=== Directions ===
Transcribe the whole listing without a single picture.

=== Record set ===
————————

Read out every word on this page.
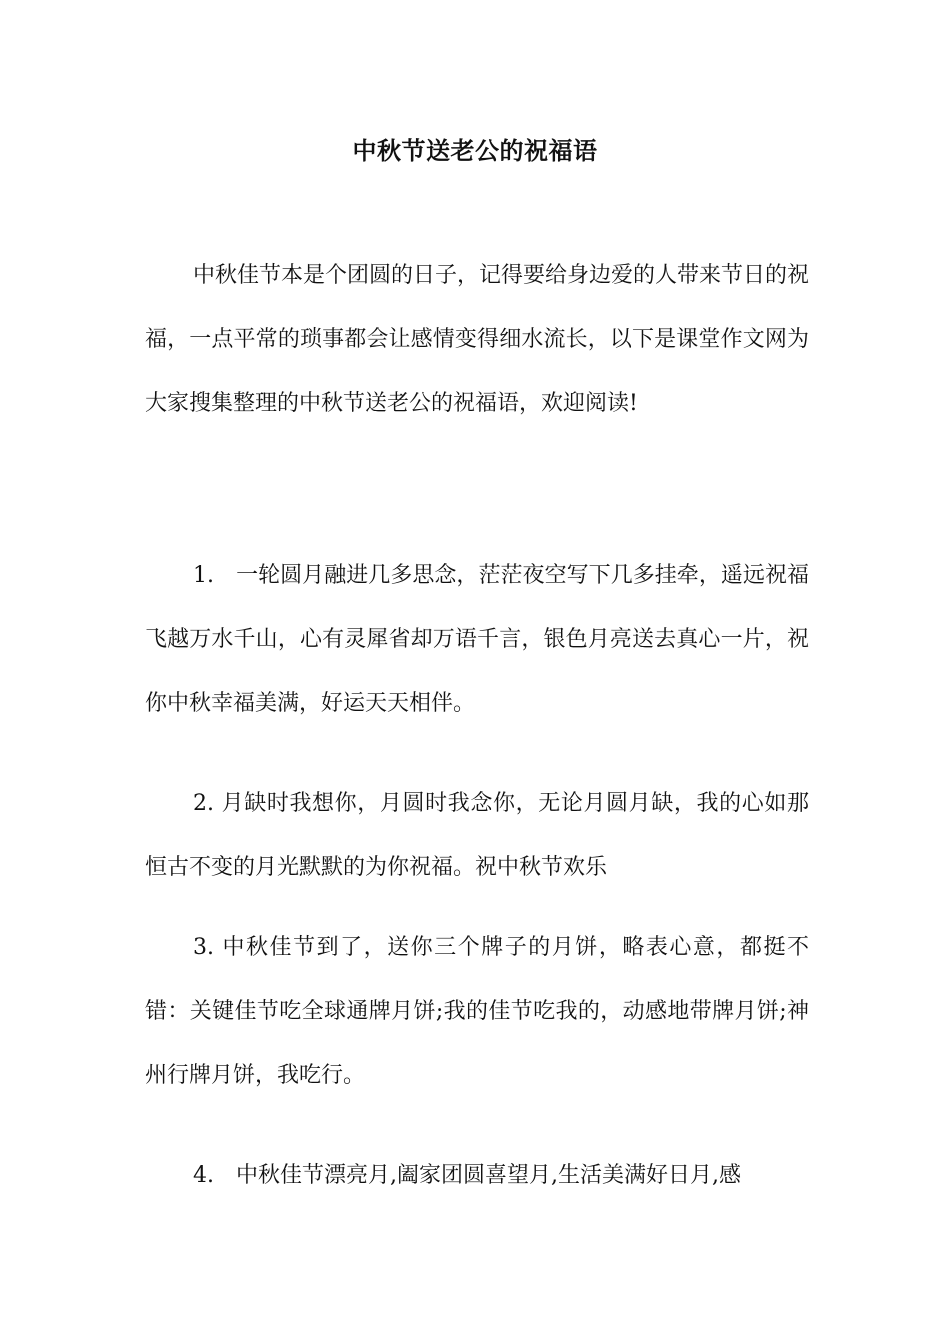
中秋节送老公的祝福语

中秋佳节本是个团圆的日子，记得要给身边爱的人带来节日的祝福，一点平常的琐事都会让感情变得细水流长，以下是课堂作文网为大家搜集整理的中秋节送老公的祝福语，欢迎阅读!

1.　一轮圆月融进几多思念，茫茫夜空写下几多挂牵，遥远祝福飞越万水千山，心有灵犀省却万语千言，银色月亮送去真心一片，祝你中秋幸福美满，好运天天相伴。

2. 月缺时我想你，月圆时我念你，无论月圆月缺，我的心如那恒古不变的月光默默的为你祝福。祝中秋节欢乐

3. 中秋佳节到了，送你三个牌子的月饼，略表心意，都挺不错：关键佳节吃全球通牌月饼;我的佳节吃我的，动感地带牌月饼;神州行牌月饼，我吃行。

4.　中秋佳节漂亮月,阖家团圆喜望月,生活美满好日月,感
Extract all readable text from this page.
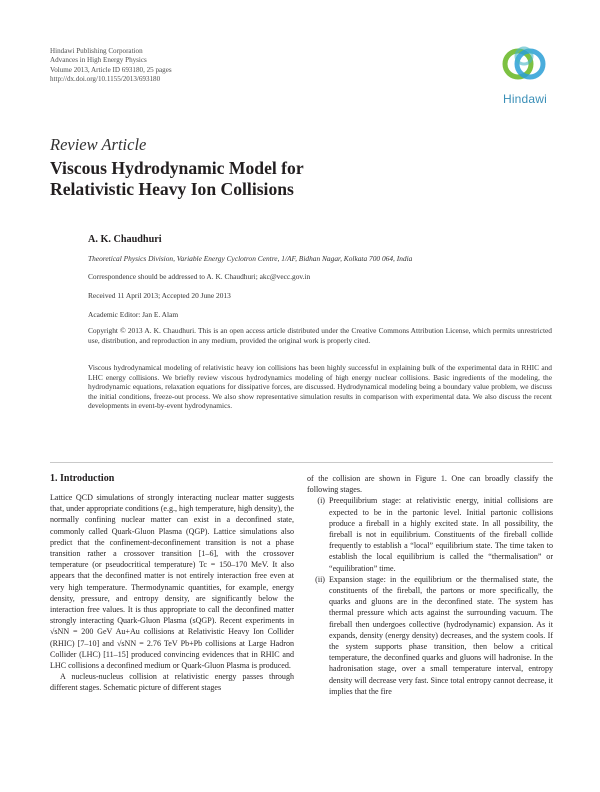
Hindawi Publishing Corporation
Advances in High Energy Physics
Volume 2013, Article ID 693180, 25 pages
http://dx.doi.org/10.1155/2013/693180
Hindawi
Review Article
Viscous Hydrodynamic Model for
Relativistic Heavy Ion Collisions
A. K. Chaudhuri
Theoretical Physics Division, Variable Energy Cyclotron Centre, 1/AF, Bidhan Nagar, Kolkata 700 064, India
Correspondence should be addressed to A. K. Chaudhuri; akc@vecc.gov.in
Received 11 April 2013; Accepted 20 June 2013
Academic Editor: Jan E. Alam
Copyright © 2013 A. K. Chaudhuri. This is an open access article distributed under the Creative Commons Attribution License, which permits unrestricted use, distribution, and reproduction in any medium, provided the original work is properly cited.
Viscous hydrodynamical modeling of relativistic heavy ion collisions has been highly successful in explaining bulk of the experimental data in RHIC and LHC energy collisions. We briefly review viscous hydrodynamics modeling of high energy nuclear collisions. Basic ingredients of the modeling, the hydrodynamic equations, relaxation equations for dissipative forces, are discussed. Hydrodynamical modeling being a boundary value problem, we discuss the initial conditions, freeze-out process. We also show representative simulation results in comparison with experimental data. We also discuss the recent developments in event-by-event hydrodynamics.
1. Introduction

Lattice QCD simulations of strongly interacting nuclear matter suggests that, under appropriate conditions (e.g., high temperature, high density), the normally confining nuclear matter can exist in a deconfined state, commonly called Quark-Gluon Plasma (QGP). Lattice simulations also predict that the confinement-deconfinement transition is not a phase transition rather a crossover transition [1–6], with the crossover temperature (or pseudocritical temperature) Tc = 150–170 MeV. It also appears that the deconfined matter is not entirely interaction free even at very high temperature. Thermodynamic quantities, for example, energy density, pressure, and entropy density, are significantly below the interaction free values. It is thus appropriate to call the deconfined matter strongly interacting Quark-Gluon Plasma (sQGP). Recent experiments in √sNN = 200 GeV Au+Au collisions at Relativistic Heavy Ion Collider (RHIC) [7–10] and √sNN = 2.76 TeV Pb+Pb collisions at Large Hadron Collider (LHC) [11–15] produced convincing evidences that in RHIC and LHC collisions a deconfined medium or Quark-Gluon Plasma is produced.

A nucleus-nucleus collision at relativistic energy passes through different stages. Schematic picture of different stages

of the collision are shown in Figure 1. One can broadly classify the following stages.

(i) Preequilibrium stage: at relativistic energy, initial collisions are expected to be in the partonic level. Initial partonic collisions produce a fireball in a highly excited state. In all possibility, the fireball is not in equilibrium. Constituents of the fireball collide frequently to establish a “local” equilibrium state. The time taken to establish the local equilibrium is called the “thermalisation” or “equilibration” time.
(ii) Expansion stage: in the equilibrium or the thermalised state, the constituents of the fireball, the partons or more specifically, the quarks and gluons are in the deconfined state. The system has thermal pressure which acts against the surrounding vacuum. The fireball then undergoes collective (hydrodynamic) expansion. As it expands, density (energy density) decreases, and the system cools. If the system supports phase transition, then below a critical temperature, the deconfined quarks and gluons will hadronise. In the hadronisation stage, over a small temperature interval, entropy density will decrease very fast. Since total entropy cannot decrease, it implies that the fire
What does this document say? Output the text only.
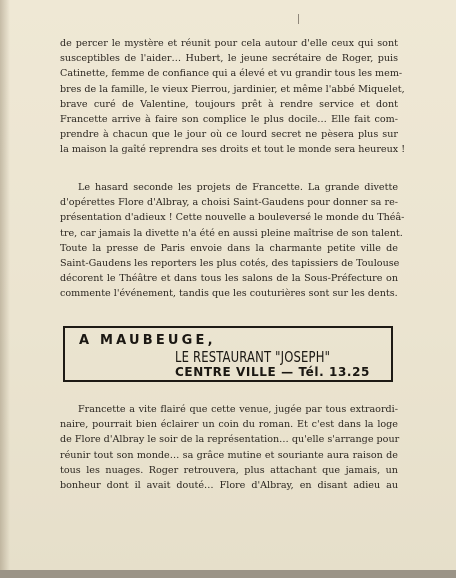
de percer le mystère et réunit pour cela autour d'elle ceux qui sont
susceptibles de l'aider… Hubert, le jeune secrétaire de Roger, puis
Catinette, femme de confiance qui a élevé et vu grandir tous les mem-
bres de la famille, le vieux Pierrou, jardinier, et même l'abbé Miquelet,
brave curé de Valentine, toujours prêt à rendre service et dont
Francette arrive à faire son complice le plus docile… Elle fait com-
prendre à chacun que le jour où ce lourd secret ne pèsera plus sur
la maison la gaîté reprendra ses droits et tout le monde sera heureux !
Le hasard seconde les projets de Francette. La grande divette
d'opérettes Flore d'Albray, a choisi Saint-Gaudens pour donner sa re-
présentation d'adieux ! Cette nouvelle a bouleversé le monde du Théâ-
tre, car jamais la divette n'a été en aussi pleine maîtrise de son talent.
Toute la presse de Paris envoie dans la charmante petite ville de
Saint-Gaudens les reporters les plus cotés, des tapissiers de Toulouse
décorent le Théâtre et dans tous les salons de la Sous-Préfecture on
commente l'événement, tandis que les couturières sont sur les dents.
A MAUBEUGE,
LE RESTAURANT "JOSEPH"
CENTRE VILLE — Tél. 13.25
Francette a vite flairé que cette venue, jugée par tous extraordi-
naire, pourrait bien éclairer un coin du roman. Et c'est dans la loge
de Flore d'Albray le soir de la représentation… qu'elle s'arrange pour
réunir tout son monde… sa grâce mutine et souriante aura raison de
tous les nuages. Roger retrouvera, plus attachant que jamais, un
bonheur dont il avait douté… Flore d'Albray, en disant adieu au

————————

=== Solution to the exercise ===
Read out every word on this page.
中秋节送老公的祝福语

中秋佳节本是个团圆的日子，记得要给身边爱的人带来节日的祝福，一点平常的琐事都会让感情变得细水流长，以下是课堂作文网为大家搜集整理的中秋节送老公的祝福语，欢迎阅读!

1.　一轮圆月融进几多思念，茫茫夜空写下几多挂牵，遥远祝福飞越万水千山，心有灵犀省却万语千言，银色月亮送去真心一片，祝你中秋幸福美满，好运天天相伴。

2. 月缺时我想你，月圆时我念你，无论月圆月缺，我的心如那恒古不变的月光默默的为你祝福。祝中秋节欢乐

3. 中秋佳节到了，送你三个牌子的月饼，略表心意，都挺不错：关键佳节吃全球通牌月饼;我的佳节吃我的，动感地带牌月饼;神州行牌月饼，我吃行。

4.　中秋佳节漂亮月,阖家团圆喜望月,生活美满好日月,感
Extract all readable text from this page.
Hindawi Publishing Corporation
Advances in High Energy Physics
Volume 2013, Article ID 693180, 25 pages
http://dx.doi.org/10.1155/2013/693180
Hindawi
Review Article
Viscous Hydrodynamic Model for
Relativistic Heavy Ion Collisions
A. K. Chaudhuri
Theoretical Physics Division, Variable Energy Cyclotron Centre, 1/AF, Bidhan Nagar, Kolkata 700 064, India
Correspondence should be addressed to A. K. Chaudhuri; akc@vecc.gov.in
Received 11 April 2013; Accepted 20 June 2013
Academic Editor: Jan E. Alam
Copyright © 2013 A. K. Chaudhuri. This is an open access article distributed under the Creative Commons Attribution License, which permits unrestricted use, distribution, and reproduction in any medium, provided the original work is properly cited.
Viscous hydrodynamical modeling of relativistic heavy ion collisions has been highly successful in explaining bulk of the experimental data in RHIC and LHC energy collisions. We briefly review viscous hydrodynamics modeling of high energy nuclear collisions. Basic ingredients of the modeling, the hydrodynamic equations, relaxation equations for dissipative forces, are discussed. Hydrodynamical modeling being a boundary value problem, we discuss the initial conditions, freeze-out process. We also show representative simulation results in comparison with experimental data. We also discuss the recent developments in event-by-event hydrodynamics.
1. Introduction

Lattice QCD simulations of strongly interacting nuclear matter suggests that, under appropriate conditions (e.g., high temperature, high density), the normally confining nuclear matter can exist in a deconfined state, commonly called Quark-Gluon Plasma (QGP). Lattice simulations also predict that the confinement-deconfinement transition is not a phase transition rather a crossover transition [1–6], with the crossover temperature (or pseudocritical temperature) Tc = 150–170 MeV. It also appears that the deconfined matter is not entirely interaction free even at very high temperature. Thermodynamic quantities, for example, energy density, pressure, and entropy density, are significantly below the interaction free values. It is thus appropriate to call the deconfined matter strongly interacting Quark-Gluon Plasma (sQGP). Recent experiments in √sNN = 200 GeV Au+Au collisions at Relativistic Heavy Ion Collider (RHIC) [7–10] and √sNN = 2.76 TeV Pb+Pb collisions at Large Hadron Collider (LHC) [11–15] produced convincing evidences that in RHIC and LHC collisions a deconfined medium or Quark-Gluon Plasma is produced.

A nucleus-nucleus collision at relativistic energy passes through different stages. Schematic picture of different stages

of the collision are shown in Figure 1. One can broadly classify the following stages.

(i) Preequilibrium stage: at relativistic energy, initial collisions are expected to be in the partonic level. Initial partonic collisions produce a fireball in a highly excited state. In all possibility, the fireball is not in equilibrium. Constituents of the fireball collide frequently to establish a “local” equilibrium state. The time taken to establish the local equilibrium is called the “thermalisation” or “equilibration” time.
(ii) Expansion stage: in the equilibrium or the thermalised state, the constituents of the fireball, the partons or more specifically, the quarks and gluons are in the deconfined state. The system has thermal pressure which acts against the surrounding vacuum. The fireball then undergoes collective (hydrodynamic) expansion. As it expands, density (energy density) decreases, and the system cools. If the system supports phase transition, then below a critical temperature, the deconfined quarks and gluons will hadronise. In the hadronisation stage, over a small temperature interval, entropy density will decrease very fast. Since total entropy cannot decrease, it implies that the fire
What does this document say? Output the text only.
de percer le mystère et réunit pour cela autour d'elle ceux qui sont
susceptibles de l'aider… Hubert, le jeune secrétaire de Roger, puis
Catinette, femme de confiance qui a élevé et vu grandir tous les mem-
bres de la famille, le vieux Pierrou, jardinier, et même l'abbé Miquelet,
brave curé de Valentine, toujours prêt à rendre service et dont
Francette arrive à faire son complice le plus docile… Elle fait com-
prendre à chacun que le jour où ce lourd secret ne pèsera plus sur
la maison la gaîté reprendra ses droits et tout le monde sera heureux !
Le hasard seconde les projets de Francette. La grande divette
d'opérettes Flore d'Albray, a choisi Saint-Gaudens pour donner sa re-
présentation d'adieux ! Cette nouvelle a bouleversé le monde du Théâ-
tre, car jamais la divette n'a été en aussi pleine maîtrise de son talent.
Toute la presse de Paris envoie dans la charmante petite ville de
Saint-Gaudens les reporters les plus cotés, des tapissiers de Toulouse
décorent le Théâtre et dans tous les salons de la Sous-Préfecture on
commente l'événement, tandis que les couturières sont sur les dents.
A MAUBEUGE,
LE RESTAURANT "JOSEPH"
CENTRE VILLE — Tél. 13.25
Francette a vite flairé que cette venue, jugée par tous extraordi-
naire, pourrait bien éclairer un coin du roman. Et c'est dans la loge
de Flore d'Albray le soir de la représentation… qu'elle s'arrange pour
réunir tout son monde… sa grâce mutine et souriante aura raison de
tous les nuages. Roger retrouvera, plus attachant que jamais, un
bonheur dont il avait douté… Flore d'Albray, en disant adieu au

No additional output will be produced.